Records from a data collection

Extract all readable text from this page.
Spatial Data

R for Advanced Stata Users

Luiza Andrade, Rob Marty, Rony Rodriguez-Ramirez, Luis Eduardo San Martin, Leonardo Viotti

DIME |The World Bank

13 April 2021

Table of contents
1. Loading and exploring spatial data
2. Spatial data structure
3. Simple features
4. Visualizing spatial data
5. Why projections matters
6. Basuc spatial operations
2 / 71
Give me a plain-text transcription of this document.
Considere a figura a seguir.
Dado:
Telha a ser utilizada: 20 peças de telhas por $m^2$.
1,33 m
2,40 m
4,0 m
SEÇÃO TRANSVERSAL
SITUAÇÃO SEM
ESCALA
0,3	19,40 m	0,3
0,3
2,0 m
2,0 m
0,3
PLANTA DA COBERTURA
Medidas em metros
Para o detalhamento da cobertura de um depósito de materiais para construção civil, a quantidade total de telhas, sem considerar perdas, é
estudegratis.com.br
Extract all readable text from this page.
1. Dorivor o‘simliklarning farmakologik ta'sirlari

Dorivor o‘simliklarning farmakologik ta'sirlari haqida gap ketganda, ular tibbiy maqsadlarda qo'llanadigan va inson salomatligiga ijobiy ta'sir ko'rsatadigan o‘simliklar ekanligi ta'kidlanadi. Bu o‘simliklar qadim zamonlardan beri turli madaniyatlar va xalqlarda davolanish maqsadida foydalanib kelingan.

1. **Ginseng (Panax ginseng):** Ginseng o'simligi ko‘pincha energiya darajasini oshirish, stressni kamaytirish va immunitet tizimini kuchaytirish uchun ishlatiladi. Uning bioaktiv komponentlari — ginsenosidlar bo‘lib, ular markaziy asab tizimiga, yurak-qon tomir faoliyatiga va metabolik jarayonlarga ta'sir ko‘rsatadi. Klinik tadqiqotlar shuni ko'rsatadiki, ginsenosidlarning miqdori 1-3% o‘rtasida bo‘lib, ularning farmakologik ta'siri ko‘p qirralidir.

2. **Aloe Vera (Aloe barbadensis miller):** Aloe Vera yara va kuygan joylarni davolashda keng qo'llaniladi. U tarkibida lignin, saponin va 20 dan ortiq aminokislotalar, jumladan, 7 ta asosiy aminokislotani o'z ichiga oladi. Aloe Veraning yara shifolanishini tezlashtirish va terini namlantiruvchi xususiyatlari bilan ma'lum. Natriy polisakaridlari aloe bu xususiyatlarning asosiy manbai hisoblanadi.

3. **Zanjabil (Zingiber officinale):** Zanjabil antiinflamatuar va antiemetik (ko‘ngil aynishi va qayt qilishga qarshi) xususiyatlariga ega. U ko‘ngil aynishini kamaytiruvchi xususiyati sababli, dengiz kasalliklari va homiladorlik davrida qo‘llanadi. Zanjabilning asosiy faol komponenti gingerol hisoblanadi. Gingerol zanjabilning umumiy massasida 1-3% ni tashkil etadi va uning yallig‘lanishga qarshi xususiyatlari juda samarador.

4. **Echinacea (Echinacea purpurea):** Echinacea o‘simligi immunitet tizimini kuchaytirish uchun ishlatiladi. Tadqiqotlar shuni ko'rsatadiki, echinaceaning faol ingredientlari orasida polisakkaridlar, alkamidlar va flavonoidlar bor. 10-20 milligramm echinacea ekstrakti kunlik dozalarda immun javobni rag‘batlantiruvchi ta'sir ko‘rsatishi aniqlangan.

Exercise requirements:
Filter the data, keeping only the lines that contain "telhas".

Result of this task:
Telha a ser utilizada: 20 peças de telhas por $m^2$.
Para o detalhamento da cobertura de um depósito de materiais para construção civil, a quantidade total de telhas, sem considerar perdas, é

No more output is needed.